◆ TASK BRIEF
Scan the records below for lines with the word "większa", then state how many you find and nothing else.

>>>>

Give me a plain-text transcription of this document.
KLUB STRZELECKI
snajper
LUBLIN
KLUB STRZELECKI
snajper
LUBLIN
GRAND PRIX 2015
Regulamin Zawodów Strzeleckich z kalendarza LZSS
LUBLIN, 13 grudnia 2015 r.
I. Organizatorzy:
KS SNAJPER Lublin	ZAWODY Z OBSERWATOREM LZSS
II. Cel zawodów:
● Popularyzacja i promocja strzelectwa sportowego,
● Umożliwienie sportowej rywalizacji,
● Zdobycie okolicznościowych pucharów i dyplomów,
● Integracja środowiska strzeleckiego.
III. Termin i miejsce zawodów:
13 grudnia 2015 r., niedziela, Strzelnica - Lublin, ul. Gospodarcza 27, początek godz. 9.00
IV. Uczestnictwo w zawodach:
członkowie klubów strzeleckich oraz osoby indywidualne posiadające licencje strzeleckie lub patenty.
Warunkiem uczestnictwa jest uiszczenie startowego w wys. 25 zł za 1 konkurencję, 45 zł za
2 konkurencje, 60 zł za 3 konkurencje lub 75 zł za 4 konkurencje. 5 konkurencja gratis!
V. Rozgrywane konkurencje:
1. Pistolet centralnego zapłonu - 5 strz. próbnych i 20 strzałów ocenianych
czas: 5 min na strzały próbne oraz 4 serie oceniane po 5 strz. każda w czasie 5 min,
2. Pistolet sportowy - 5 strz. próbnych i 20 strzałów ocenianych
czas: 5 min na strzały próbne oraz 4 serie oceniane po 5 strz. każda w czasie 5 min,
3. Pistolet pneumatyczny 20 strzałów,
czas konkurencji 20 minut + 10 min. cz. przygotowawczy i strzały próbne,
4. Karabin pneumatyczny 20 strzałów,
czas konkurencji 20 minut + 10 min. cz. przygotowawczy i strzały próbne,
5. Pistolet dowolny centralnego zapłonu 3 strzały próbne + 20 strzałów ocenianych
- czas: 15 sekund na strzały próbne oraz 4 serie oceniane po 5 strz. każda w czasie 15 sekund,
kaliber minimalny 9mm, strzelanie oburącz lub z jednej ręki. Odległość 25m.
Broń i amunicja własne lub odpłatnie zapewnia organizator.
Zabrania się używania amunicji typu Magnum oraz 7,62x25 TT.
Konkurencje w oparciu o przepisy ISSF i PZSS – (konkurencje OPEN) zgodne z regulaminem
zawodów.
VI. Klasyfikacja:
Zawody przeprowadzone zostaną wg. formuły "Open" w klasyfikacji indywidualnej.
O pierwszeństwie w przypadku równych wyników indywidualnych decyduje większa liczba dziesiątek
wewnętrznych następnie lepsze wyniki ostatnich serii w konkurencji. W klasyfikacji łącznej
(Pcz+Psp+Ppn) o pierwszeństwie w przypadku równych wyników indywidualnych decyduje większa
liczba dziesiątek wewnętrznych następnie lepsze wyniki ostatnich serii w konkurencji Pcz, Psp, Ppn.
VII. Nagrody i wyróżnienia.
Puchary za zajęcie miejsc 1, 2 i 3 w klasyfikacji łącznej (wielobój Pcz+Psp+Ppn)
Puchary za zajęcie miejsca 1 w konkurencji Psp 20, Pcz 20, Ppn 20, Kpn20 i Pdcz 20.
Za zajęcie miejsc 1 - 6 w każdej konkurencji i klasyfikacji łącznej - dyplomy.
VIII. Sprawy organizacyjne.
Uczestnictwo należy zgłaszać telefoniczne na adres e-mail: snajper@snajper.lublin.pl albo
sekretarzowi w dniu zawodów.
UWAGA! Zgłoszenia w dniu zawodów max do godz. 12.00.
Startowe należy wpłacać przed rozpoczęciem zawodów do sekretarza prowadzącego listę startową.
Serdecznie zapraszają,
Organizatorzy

<<<<

◆ COMPLETED EXERCISE
2